> [To be done]
Using the data below, repeat all of it precisely.

====== Available records

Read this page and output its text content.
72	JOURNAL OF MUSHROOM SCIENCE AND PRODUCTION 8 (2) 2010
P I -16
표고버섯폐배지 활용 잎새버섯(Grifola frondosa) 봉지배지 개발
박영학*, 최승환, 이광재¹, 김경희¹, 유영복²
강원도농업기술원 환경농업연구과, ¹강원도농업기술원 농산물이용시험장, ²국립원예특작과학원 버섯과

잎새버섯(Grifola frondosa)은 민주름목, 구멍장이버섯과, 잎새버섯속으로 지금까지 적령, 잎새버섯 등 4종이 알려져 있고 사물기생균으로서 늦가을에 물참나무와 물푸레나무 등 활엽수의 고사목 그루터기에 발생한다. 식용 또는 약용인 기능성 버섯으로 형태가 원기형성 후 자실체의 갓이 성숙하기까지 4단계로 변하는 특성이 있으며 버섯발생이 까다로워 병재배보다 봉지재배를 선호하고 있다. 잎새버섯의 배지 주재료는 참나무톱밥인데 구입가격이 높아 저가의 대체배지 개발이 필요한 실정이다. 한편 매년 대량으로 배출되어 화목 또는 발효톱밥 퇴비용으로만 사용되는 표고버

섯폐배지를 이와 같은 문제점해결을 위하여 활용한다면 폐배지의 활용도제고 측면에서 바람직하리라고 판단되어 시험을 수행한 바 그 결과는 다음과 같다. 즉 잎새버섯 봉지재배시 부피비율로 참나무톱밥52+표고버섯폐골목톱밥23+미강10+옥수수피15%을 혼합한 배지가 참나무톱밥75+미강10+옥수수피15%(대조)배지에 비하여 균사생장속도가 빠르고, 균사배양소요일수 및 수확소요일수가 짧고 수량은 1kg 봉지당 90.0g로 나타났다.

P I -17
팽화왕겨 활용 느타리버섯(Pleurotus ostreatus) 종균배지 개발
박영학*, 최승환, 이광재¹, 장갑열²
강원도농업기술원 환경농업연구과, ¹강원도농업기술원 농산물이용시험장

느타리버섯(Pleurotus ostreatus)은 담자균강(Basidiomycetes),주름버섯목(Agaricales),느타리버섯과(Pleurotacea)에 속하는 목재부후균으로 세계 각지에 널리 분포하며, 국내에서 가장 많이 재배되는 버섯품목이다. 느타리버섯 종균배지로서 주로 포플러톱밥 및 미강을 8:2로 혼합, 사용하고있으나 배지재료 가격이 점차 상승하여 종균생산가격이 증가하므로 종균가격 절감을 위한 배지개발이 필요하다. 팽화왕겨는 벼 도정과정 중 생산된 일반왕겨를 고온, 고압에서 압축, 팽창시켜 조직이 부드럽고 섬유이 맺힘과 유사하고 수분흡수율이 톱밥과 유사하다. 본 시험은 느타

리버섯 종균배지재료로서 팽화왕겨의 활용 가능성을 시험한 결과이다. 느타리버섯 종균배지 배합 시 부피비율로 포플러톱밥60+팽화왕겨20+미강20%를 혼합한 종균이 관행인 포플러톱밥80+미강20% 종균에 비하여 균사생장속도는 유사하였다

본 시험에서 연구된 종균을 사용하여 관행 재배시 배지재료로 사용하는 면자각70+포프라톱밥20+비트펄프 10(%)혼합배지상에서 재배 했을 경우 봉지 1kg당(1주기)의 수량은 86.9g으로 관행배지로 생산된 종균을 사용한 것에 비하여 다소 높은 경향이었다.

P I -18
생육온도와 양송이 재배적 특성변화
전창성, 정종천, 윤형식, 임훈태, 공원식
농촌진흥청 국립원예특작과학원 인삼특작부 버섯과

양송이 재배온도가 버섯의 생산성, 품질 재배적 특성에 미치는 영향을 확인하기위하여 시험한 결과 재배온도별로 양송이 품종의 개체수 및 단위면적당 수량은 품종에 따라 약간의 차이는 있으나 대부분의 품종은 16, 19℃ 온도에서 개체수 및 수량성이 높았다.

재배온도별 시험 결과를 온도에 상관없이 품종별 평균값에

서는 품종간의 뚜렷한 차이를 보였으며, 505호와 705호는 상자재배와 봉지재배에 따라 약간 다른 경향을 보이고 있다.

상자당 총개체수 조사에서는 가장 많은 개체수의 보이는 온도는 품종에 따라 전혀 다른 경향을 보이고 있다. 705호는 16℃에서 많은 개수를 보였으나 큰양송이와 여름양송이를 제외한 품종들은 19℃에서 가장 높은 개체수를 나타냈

============

> [Solved problem]
Read this page and output its text content.
72	JOURNAL OF MUSHROOM SCIENCE AND PRODUCTION 8 (2) 2010
P I -16
표고버섯폐배지 활용 잎새버섯(Grifola frondosa) 봉지배지 개발
박영학*, 최승환, 이광재¹, 김경희¹, 유영복²
강원도농업기술원 환경농업연구과, ¹강원도농업기술원 농산물이용시험장, ²국립원예특작과학원 버섯과

잎새버섯(Grifola frondosa)은 민주름목, 구멍장이버섯과, 잎새버섯속으로 지금까지 적령, 잎새버섯 등 4종이 알려져 있고 사물기생균으로서 늦가을에 물참나무와 물푸레나무 등 활엽수의 고사목 그루터기에 발생한다. 식용 또는 약용인 기능성 버섯으로 형태가 원기형성 후 자실체의 갓이 성숙하기까지 4단계로 변하는 특성이 있으며 버섯발생이 까다로워 병재배보다 봉지재배를 선호하고 있다. 잎새버섯의 배지 주재료는 참나무톱밥인데 구입가격이 높아 저가의 대체배지 개발이 필요한 실정이다. 한편 매년 대량으로 배출되어 화목 또는 발효톱밥 퇴비용으로만 사용되는 표고버

섯폐배지를 이와 같은 문제점해결을 위하여 활용한다면 폐배지의 활용도제고 측면에서 바람직하리라고 판단되어 시험을 수행한 바 그 결과는 다음과 같다. 즉 잎새버섯 봉지재배시 부피비율로 참나무톱밥52+표고버섯폐골목톱밥23+미강10+옥수수피15%을 혼합한 배지가 참나무톱밥75+미강10+옥수수피15%(대조)배지에 비하여 균사생장속도가 빠르고, 균사배양소요일수 및 수확소요일수가 짧고 수량은 1kg 봉지당 90.0g로 나타났다.

P I -17
팽화왕겨 활용 느타리버섯(Pleurotus ostreatus) 종균배지 개발
박영학*, 최승환, 이광재¹, 장갑열²
강원도농업기술원 환경농업연구과, ¹강원도농업기술원 농산물이용시험장

느타리버섯(Pleurotus ostreatus)은 담자균강(Basidiomycetes),주름버섯목(Agaricales),느타리버섯과(Pleurotacea)에 속하는 목재부후균으로 세계 각지에 널리 분포하며, 국내에서 가장 많이 재배되는 버섯품목이다. 느타리버섯 종균배지로서 주로 포플러톱밥 및 미강을 8:2로 혼합, 사용하고있으나 배지재료 가격이 점차 상승하여 종균생산가격이 증가하므로 종균가격 절감을 위한 배지개발이 필요하다. 팽화왕겨는 벼 도정과정 중 생산된 일반왕겨를 고온, 고압에서 압축, 팽창시켜 조직이 부드럽고 섬유이 맺힘과 유사하고 수분흡수율이 톱밥과 유사하다. 본 시험은 느타

리버섯 종균배지재료로서 팽화왕겨의 활용 가능성을 시험한 결과이다. 느타리버섯 종균배지 배합 시 부피비율로 포플러톱밥60+팽화왕겨20+미강20%를 혼합한 종균이 관행인 포플러톱밥80+미강20% 종균에 비하여 균사생장속도는 유사하였다

본 시험에서 연구된 종균을 사용하여 관행 재배시 배지재료로 사용하는 면자각70+포프라톱밥20+비트펄프 10(%)혼합배지상에서 재배 했을 경우 봉지 1kg당(1주기)의 수량은 86.9g으로 관행배지로 생산된 종균을 사용한 것에 비하여 다소 높은 경향이었다.

P I -18
생육온도와 양송이 재배적 특성변화
전창성, 정종천, 윤형식, 임훈태, 공원식
농촌진흥청 국립원예특작과학원 인삼특작부 버섯과

양송이 재배온도가 버섯의 생산성, 품질 재배적 특성에 미치는 영향을 확인하기위하여 시험한 결과 재배온도별로 양송이 품종의 개체수 및 단위면적당 수량은 품종에 따라 약간의 차이는 있으나 대부분의 품종은 16, 19℃ 온도에서 개체수 및 수량성이 높았다.

재배온도별 시험 결과를 온도에 상관없이 품종별 평균값에

서는 품종간의 뚜렷한 차이를 보였으며, 505호와 705호는 상자재배와 봉지재배에 따라 약간 다른 경향을 보이고 있다.

상자당 총개체수 조사에서는 가장 많은 개체수의 보이는 온도는 품종에 따라 전혀 다른 경향을 보이고 있다. 705호는 16℃에서 많은 개수를 보였으나 큰양송이와 여름양송이를 제외한 품종들은 19℃에서 가장 높은 개체수를 나타냈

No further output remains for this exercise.